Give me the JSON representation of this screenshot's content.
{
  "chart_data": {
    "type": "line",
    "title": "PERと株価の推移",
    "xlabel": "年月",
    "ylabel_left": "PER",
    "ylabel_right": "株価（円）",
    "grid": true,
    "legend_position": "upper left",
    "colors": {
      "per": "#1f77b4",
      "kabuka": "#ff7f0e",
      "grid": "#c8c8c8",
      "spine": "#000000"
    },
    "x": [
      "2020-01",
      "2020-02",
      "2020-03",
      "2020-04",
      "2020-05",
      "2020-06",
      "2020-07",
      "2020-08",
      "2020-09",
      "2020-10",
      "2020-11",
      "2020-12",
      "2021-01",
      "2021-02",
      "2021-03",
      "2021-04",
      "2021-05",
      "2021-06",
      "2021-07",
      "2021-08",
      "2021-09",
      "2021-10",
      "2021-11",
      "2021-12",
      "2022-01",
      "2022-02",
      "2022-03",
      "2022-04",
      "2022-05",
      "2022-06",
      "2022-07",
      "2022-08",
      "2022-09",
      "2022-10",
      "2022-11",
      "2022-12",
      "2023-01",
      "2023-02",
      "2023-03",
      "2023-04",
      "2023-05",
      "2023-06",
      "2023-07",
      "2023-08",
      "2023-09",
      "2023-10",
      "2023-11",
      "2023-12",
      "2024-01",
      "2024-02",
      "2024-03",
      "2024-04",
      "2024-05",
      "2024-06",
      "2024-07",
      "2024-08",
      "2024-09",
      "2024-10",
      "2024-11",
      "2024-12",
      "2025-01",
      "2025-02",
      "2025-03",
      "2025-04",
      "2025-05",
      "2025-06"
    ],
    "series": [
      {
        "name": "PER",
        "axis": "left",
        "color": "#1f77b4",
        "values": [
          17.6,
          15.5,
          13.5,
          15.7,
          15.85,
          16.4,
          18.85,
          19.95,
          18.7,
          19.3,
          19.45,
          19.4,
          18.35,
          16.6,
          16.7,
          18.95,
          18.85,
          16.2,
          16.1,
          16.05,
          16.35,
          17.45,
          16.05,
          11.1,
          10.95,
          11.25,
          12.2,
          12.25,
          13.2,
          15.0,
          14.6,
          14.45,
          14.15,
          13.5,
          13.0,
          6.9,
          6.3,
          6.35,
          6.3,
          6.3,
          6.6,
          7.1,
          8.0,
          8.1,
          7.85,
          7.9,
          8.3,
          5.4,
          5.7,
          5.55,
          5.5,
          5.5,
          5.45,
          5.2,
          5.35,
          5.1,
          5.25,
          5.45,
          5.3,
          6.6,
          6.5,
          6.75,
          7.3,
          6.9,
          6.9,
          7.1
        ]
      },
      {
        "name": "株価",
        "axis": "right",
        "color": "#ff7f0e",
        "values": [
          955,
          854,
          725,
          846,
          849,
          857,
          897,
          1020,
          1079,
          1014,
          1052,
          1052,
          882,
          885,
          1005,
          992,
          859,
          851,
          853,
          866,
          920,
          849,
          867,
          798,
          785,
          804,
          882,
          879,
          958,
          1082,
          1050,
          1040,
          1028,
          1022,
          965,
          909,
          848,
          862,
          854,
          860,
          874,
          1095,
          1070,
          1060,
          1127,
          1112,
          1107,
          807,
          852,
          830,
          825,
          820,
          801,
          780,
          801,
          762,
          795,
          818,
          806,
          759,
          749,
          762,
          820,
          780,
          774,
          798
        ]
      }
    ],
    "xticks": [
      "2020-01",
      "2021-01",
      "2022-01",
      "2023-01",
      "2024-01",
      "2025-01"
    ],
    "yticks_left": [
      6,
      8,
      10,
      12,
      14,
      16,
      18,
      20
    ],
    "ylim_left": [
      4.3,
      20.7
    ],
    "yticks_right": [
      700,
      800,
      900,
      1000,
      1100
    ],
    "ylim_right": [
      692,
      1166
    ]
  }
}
• • • • • • •
→ Task goal: Quote the whole listing above, leaving nothing out.

→ Completed exercise:
Give me the JSON representation of this screenshot's content.
{
  "chart_data": {
    "type": "line",
    "title": "PERと株価の推移",
    "xlabel": "年月",
    "ylabel_left": "PER",
    "ylabel_right": "株価（円）",
    "grid": true,
    "legend_position": "upper left",
    "colors": {
      "per": "#1f77b4",
      "kabuka": "#ff7f0e",
      "grid": "#c8c8c8",
      "spine": "#000000"
    },
    "x": [
      "2020-01",
      "2020-02",
      "2020-03",
      "2020-04",
      "2020-05",
      "2020-06",
      "2020-07",
      "2020-08",
      "2020-09",
      "2020-10",
      "2020-11",
      "2020-12",
      "2021-01",
      "2021-02",
      "2021-03",
      "2021-04",
      "2021-05",
      "2021-06",
      "2021-07",
      "2021-08",
      "2021-09",
      "2021-10",
      "2021-11",
      "2021-12",
      "2022-01",
      "2022-02",
      "2022-03",
      "2022-04",
      "2022-05",
      "2022-06",
      "2022-07",
      "2022-08",
      "2022-09",
      "2022-10",
      "2022-11",
      "2022-12",
      "2023-01",
      "2023-02",
      "2023-03",
      "2023-04",
      "2023-05",
      "2023-06",
      "2023-07",
      "2023-08",
      "2023-09",
      "2023-10",
      "2023-11",
      "2023-12",
      "2024-01",
      "2024-02",
      "2024-03",
      "2024-04",
      "2024-05",
      "2024-06",
      "2024-07",
      "2024-08",
      "2024-09",
      "2024-10",
      "2024-11",
      "2024-12",
      "2025-01",
      "2025-02",
      "2025-03",
      "2025-04",
      "2025-05",
      "2025-06"
    ],
    "series": [
      {
        "name": "PER",
        "axis": "left",
        "color": "#1f77b4",
        "values": [
          17.6,
          15.5,
          13.5,
          15.7,
          15.85,
          16.4,
          18.85,
          19.95,
          18.7,
          19.3,
          19.45,
          19.4,
          18.35,
          16.6,
          16.7,
          18.95,
          18.85,
          16.2,
          16.1,
          16.05,
          16.35,
          17.45,
          16.05,
          11.1,
          10.95,
          11.25,
          12.2,
          12.25,
          13.2,
          15.0,
          14.6,
          14.45,
          14.15,
          13.5,
          13.0,
          6.9,
          6.3,
          6.35,
          6.3,
          6.3,
          6.6,
          7.1,
          8.0,
          8.1,
          7.85,
          7.9,
          8.3,
          5.4,
          5.7,
          5.55,
          5.5,
          5.5,
          5.45,
          5.2,
          5.35,
          5.1,
          5.25,
          5.45,
          5.3,
          6.6,
          6.5,
          6.75,
          7.3,
          6.9,
          6.9,
          7.1
        ]
      },
      {
        "name": "株価",
        "axis": "right",
        "color": "#ff7f0e",
        "values": [
          955,
          854,
          725,
          846,
          849,
          857,
          897,
          1020,
          1079,
          1014,
          1052,
          1052,
          882,
          885,
          1005,
          992,
          859,
          851,
          853,
          866,
          920,
          849,
          867,
          798,
          785,
          804,
          882,
          879,
          958,
          1082,
          1050,
          1040,
          1028,
          1022,
          965,
          909,
          848,
          862,
          854,
          860,
          874,
          1095,
          1070,
          1060,
          1127,
          1112,
          1107,
          807,
          852,
          830,
          825,
          820,
          801,
          780,
          801,
          762,
          795,
          818,
          806,
          759,
          749,
          762,
          820,
          780,
          774,
          798
        ]
      }
    ],
    "xticks": [
      "2020-01",
      "2021-01",
      "2022-01",
      "2023-01",
      "2024-01",
      "2025-01"
    ],
    "yticks_left": [
      6,
      8,
      10,
      12,
      14,
      16,
      18,
      20
    ],
    "ylim_left": [
      4.3,
      20.7
    ],
    "yticks_right": [
      700,
      800,
      900,
      1000,
      1100
    ],
    "ylim_right": [
      692,
      1166
    ]
  }
}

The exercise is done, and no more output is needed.